→ **Supplied data**
--------------------

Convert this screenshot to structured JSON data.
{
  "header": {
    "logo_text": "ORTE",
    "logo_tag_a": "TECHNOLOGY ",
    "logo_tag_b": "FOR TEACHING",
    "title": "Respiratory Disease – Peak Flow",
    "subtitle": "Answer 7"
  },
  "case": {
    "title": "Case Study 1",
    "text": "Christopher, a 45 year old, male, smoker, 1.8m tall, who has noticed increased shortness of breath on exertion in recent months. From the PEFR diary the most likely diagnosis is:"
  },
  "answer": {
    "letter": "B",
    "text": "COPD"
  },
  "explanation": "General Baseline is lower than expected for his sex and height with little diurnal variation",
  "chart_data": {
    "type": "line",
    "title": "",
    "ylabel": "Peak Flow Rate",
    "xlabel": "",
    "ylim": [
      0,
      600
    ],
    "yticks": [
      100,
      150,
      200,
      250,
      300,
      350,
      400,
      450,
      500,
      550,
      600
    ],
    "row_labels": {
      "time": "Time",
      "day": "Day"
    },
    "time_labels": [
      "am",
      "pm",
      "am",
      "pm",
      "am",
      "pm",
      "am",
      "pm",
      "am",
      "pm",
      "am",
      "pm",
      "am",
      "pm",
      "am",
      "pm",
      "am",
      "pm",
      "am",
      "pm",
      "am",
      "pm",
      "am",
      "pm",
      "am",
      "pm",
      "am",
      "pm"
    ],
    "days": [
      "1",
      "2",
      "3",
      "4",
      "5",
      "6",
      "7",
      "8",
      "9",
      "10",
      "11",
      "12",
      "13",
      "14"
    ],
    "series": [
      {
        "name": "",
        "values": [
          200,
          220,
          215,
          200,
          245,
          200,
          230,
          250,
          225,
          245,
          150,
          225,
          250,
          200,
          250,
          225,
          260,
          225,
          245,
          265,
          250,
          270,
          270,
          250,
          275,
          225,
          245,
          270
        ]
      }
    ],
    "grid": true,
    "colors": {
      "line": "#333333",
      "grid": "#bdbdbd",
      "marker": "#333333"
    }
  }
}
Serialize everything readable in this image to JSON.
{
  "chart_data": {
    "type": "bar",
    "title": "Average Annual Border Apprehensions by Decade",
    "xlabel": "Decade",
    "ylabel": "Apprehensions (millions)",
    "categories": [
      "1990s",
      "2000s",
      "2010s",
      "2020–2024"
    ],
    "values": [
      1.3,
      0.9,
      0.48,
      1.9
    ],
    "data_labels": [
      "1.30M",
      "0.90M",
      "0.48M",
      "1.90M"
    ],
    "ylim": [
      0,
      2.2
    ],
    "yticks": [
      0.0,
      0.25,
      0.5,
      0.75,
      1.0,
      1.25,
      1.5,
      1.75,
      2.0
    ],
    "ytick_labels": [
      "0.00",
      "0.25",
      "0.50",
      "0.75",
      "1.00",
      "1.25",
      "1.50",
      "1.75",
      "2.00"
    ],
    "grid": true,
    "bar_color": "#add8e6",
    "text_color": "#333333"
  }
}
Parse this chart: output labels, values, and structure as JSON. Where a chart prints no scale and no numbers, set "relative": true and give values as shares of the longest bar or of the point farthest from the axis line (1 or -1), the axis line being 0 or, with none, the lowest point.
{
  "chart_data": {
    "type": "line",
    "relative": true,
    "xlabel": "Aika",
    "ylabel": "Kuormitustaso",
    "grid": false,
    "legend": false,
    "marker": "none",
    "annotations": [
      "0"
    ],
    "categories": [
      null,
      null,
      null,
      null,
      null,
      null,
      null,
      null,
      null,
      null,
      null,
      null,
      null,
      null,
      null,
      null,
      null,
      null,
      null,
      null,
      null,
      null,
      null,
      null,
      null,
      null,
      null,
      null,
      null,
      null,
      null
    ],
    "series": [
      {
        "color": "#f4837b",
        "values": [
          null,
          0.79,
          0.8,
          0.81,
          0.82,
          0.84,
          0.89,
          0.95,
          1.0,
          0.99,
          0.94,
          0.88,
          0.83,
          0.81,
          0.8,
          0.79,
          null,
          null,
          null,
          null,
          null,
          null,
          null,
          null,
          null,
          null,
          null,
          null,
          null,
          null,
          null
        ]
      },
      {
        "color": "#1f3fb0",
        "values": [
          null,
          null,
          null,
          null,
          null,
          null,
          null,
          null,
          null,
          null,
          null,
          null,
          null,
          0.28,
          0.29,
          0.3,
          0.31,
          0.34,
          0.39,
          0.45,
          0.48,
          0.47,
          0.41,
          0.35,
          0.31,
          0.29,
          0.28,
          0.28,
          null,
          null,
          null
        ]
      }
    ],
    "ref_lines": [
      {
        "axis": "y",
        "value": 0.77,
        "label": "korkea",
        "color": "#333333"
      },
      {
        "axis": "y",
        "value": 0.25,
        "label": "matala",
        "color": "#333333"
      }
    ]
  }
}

--------------------

→ **Aim**
Lines of the listing that contain the word "Apprehensions" are to be counted; report only their number.

→ **Completed task**
2